TO DO:
Retype every entry exactly, character for character.

## Begin INPUT ROWS

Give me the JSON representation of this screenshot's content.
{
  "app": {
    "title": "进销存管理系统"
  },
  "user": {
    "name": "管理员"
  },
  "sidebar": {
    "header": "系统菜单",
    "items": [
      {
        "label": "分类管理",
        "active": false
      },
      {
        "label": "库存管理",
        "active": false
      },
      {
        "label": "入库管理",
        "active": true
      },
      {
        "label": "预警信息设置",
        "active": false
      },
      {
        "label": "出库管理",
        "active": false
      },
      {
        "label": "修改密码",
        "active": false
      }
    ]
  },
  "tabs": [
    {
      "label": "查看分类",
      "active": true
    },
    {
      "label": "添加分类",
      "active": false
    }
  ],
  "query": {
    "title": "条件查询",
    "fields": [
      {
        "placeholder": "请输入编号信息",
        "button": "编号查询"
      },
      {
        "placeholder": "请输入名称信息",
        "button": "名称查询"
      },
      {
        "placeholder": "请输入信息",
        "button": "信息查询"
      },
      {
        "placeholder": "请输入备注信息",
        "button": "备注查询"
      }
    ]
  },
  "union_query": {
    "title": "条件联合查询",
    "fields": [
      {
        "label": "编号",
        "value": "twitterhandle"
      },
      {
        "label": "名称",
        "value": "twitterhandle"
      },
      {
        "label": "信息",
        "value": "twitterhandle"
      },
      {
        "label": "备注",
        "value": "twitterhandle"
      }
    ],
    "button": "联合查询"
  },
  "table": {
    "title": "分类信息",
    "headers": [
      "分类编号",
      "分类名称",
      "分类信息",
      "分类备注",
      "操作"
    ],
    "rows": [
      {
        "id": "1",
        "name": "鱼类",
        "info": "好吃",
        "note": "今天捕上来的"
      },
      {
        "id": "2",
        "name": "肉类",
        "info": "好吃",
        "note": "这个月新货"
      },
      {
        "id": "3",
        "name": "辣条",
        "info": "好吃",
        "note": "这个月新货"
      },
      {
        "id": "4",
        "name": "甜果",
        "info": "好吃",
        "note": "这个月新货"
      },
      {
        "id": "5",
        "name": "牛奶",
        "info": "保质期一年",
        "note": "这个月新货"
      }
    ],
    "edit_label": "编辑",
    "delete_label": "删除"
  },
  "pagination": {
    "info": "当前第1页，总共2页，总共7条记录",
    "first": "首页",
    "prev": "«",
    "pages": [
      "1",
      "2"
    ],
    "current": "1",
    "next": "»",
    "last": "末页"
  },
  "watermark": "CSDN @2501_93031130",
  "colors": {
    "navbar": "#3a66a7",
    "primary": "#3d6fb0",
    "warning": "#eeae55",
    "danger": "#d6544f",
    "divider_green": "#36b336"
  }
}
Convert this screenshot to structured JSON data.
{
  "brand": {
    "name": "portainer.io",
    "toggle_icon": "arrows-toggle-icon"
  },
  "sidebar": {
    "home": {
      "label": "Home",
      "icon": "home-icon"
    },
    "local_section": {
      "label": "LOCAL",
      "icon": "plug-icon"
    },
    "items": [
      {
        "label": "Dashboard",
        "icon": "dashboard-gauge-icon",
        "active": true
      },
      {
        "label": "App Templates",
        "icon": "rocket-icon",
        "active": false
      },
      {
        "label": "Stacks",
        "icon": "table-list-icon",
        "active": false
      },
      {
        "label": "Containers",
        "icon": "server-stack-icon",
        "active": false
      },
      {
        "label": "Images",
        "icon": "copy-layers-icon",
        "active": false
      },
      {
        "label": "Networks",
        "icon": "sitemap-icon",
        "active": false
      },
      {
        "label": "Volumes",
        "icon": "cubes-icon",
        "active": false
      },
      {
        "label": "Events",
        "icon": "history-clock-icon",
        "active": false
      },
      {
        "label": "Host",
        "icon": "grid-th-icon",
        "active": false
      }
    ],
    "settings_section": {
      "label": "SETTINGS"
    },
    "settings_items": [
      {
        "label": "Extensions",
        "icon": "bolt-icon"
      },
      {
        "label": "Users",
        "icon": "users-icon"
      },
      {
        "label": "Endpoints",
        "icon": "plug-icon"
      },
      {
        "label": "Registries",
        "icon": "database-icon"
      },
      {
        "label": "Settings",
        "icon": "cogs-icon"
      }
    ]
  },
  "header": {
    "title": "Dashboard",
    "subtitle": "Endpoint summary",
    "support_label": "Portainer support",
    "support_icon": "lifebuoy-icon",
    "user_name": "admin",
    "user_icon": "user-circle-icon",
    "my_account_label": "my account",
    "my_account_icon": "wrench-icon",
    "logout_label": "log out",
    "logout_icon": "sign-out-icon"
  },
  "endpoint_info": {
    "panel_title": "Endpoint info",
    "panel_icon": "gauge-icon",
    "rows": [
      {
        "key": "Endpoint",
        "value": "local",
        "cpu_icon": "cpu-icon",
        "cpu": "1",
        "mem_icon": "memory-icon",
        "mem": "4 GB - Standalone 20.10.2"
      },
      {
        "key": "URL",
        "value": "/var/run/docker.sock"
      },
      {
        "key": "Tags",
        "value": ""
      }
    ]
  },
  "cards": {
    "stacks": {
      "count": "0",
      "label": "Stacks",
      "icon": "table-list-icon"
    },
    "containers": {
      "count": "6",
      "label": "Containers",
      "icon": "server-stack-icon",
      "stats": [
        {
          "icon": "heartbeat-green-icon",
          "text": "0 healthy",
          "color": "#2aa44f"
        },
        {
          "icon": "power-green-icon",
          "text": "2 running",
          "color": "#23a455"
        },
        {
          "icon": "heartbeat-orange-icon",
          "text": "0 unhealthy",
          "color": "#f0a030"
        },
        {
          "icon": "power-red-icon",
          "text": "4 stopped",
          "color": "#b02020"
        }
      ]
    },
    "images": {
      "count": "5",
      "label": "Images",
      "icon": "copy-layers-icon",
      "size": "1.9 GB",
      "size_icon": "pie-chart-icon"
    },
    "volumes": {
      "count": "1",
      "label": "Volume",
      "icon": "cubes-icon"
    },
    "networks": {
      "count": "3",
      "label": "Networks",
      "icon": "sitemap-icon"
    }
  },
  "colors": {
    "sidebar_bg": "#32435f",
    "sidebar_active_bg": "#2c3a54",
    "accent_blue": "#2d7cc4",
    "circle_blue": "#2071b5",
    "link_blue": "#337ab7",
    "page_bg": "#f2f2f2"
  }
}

## End INPUT ROWS

SOLUTION BELOW:
Give me the JSON representation of this screenshot's content.
{
  "app": {
    "title": "进销存管理系统"
  },
  "user": {
    "name": "管理员"
  },
  "sidebar": {
    "header": "系统菜单",
    "items": [
      {
        "label": "分类管理",
        "active": false
      },
      {
        "label": "库存管理",
        "active": false
      },
      {
        "label": "入库管理",
        "active": true
      },
      {
        "label": "预警信息设置",
        "active": false
      },
      {
        "label": "出库管理",
        "active": false
      },
      {
        "label": "修改密码",
        "active": false
      }
    ]
  },
  "tabs": [
    {
      "label": "查看分类",
      "active": true
    },
    {
      "label": "添加分类",
      "active": false
    }
  ],
  "query": {
    "title": "条件查询",
    "fields": [
      {
        "placeholder": "请输入编号信息",
        "button": "编号查询"
      },
      {
        "placeholder": "请输入名称信息",
        "button": "名称查询"
      },
      {
        "placeholder": "请输入信息",
        "button": "信息查询"
      },
      {
        "placeholder": "请输入备注信息",
        "button": "备注查询"
      }
    ]
  },
  "union_query": {
    "title": "条件联合查询",
    "fields": [
      {
        "label": "编号",
        "value": "twitterhandle"
      },
      {
        "label": "名称",
        "value": "twitterhandle"
      },
      {
        "label": "信息",
        "value": "twitterhandle"
      },
      {
        "label": "备注",
        "value": "twitterhandle"
      }
    ],
    "button": "联合查询"
  },
  "table": {
    "title": "分类信息",
    "headers": [
      "分类编号",
      "分类名称",
      "分类信息",
      "分类备注",
      "操作"
    ],
    "rows": [
      {
        "id": "1",
        "name": "鱼类",
        "info": "好吃",
        "note": "今天捕上来的"
      },
      {
        "id": "2",
        "name": "肉类",
        "info": "好吃",
        "note": "这个月新货"
      },
      {
        "id": "3",
        "name": "辣条",
        "info": "好吃",
        "note": "这个月新货"
      },
      {
        "id": "4",
        "name": "甜果",
        "info": "好吃",
        "note": "这个月新货"
      },
      {
        "id": "5",
        "name": "牛奶",
        "info": "保质期一年",
        "note": "这个月新货"
      }
    ],
    "edit_label": "编辑",
    "delete_label": "删除"
  },
  "pagination": {
    "info": "当前第1页，总共2页，总共7条记录",
    "first": "首页",
    "prev": "«",
    "pages": [
      "1",
      "2"
    ],
    "current": "1",
    "next": "»",
    "last": "末页"
  },
  "watermark": "CSDN @2501_93031130",
  "colors": {
    "navbar": "#3a66a7",
    "primary": "#3d6fb0",
    "warning": "#eeae55",
    "danger": "#d6544f",
    "divider_green": "#36b336"
  }
}
Convert this screenshot to structured JSON data.
{
  "brand": {
    "name": "portainer.io",
    "toggle_icon": "arrows-toggle-icon"
  },
  "sidebar": {
    "home": {
      "label": "Home",
      "icon": "home-icon"
    },
    "local_section": {
      "label": "LOCAL",
      "icon": "plug-icon"
    },
    "items": [
      {
        "label": "Dashboard",
        "icon": "dashboard-gauge-icon",
        "active": true
      },
      {
        "label": "App Templates",
        "icon": "rocket-icon",
        "active": false
      },
      {
        "label": "Stacks",
        "icon": "table-list-icon",
        "active": false
      },
      {
        "label": "Containers",
        "icon": "server-stack-icon",
        "active": false
      },
      {
        "label": "Images",
        "icon": "copy-layers-icon",
        "active": false
      },
      {
        "label": "Networks",
        "icon": "sitemap-icon",
        "active": false
      },
      {
        "label": "Volumes",
        "icon": "cubes-icon",
        "active": false
      },
      {
        "label": "Events",
        "icon": "history-clock-icon",
        "active": false
      },
      {
        "label": "Host",
        "icon": "grid-th-icon",
        "active": false
      }
    ],
    "settings_section": {
      "label": "SETTINGS"
    },
    "settings_items": [
      {
        "label": "Extensions",
        "icon": "bolt-icon"
      },
      {
        "label": "Users",
        "icon": "users-icon"
      },
      {
        "label": "Endpoints",
        "icon": "plug-icon"
      },
      {
        "label": "Registries",
        "icon": "database-icon"
      },
      {
        "label": "Settings",
        "icon": "cogs-icon"
      }
    ]
  },
  "header": {
    "title": "Dashboard",
    "subtitle": "Endpoint summary",
    "support_label": "Portainer support",
    "support_icon": "lifebuoy-icon",
    "user_name": "admin",
    "user_icon": "user-circle-icon",
    "my_account_label": "my account",
    "my_account_icon": "wrench-icon",
    "logout_label": "log out",
    "logout_icon": "sign-out-icon"
  },
  "endpoint_info": {
    "panel_title": "Endpoint info",
    "panel_icon": "gauge-icon",
    "rows": [
      {
        "key": "Endpoint",
        "value": "local",
        "cpu_icon": "cpu-icon",
        "cpu": "1",
        "mem_icon": "memory-icon",
        "mem": "4 GB - Standalone 20.10.2"
      },
      {
        "key": "URL",
        "value": "/var/run/docker.sock"
      },
      {
        "key": "Tags",
        "value": ""
      }
    ]
  },
  "cards": {
    "stacks": {
      "count": "0",
      "label": "Stacks",
      "icon": "table-list-icon"
    },
    "containers": {
      "count": "6",
      "label": "Containers",
      "icon": "server-stack-icon",
      "stats": [
        {
          "icon": "heartbeat-green-icon",
          "text": "0 healthy",
          "color": "#2aa44f"
        },
        {
          "icon": "power-green-icon",
          "text": "2 running",
          "color": "#23a455"
        },
        {
          "icon": "heartbeat-orange-icon",
          "text": "0 unhealthy",
          "color": "#f0a030"
        },
        {
          "icon": "power-red-icon",
          "text": "4 stopped",
          "color": "#b02020"
        }
      ]
    },
    "images": {
      "count": "5",
      "label": "Images",
      "icon": "copy-layers-icon",
      "size": "1.9 GB",
      "size_icon": "pie-chart-icon"
    },
    "volumes": {
      "count": "1",
      "label": "Volume",
      "icon": "cubes-icon"
    },
    "networks": {
      "count": "3",
      "label": "Networks",
      "icon": "sitemap-icon"
    }
  },
  "colors": {
    "sidebar_bg": "#32435f",
    "sidebar_active_bg": "#2c3a54",
    "accent_blue": "#2d7cc4",
    "circle_blue": "#2071b5",
    "link_blue": "#337ab7",
    "page_bg": "#f2f2f2"
  }
}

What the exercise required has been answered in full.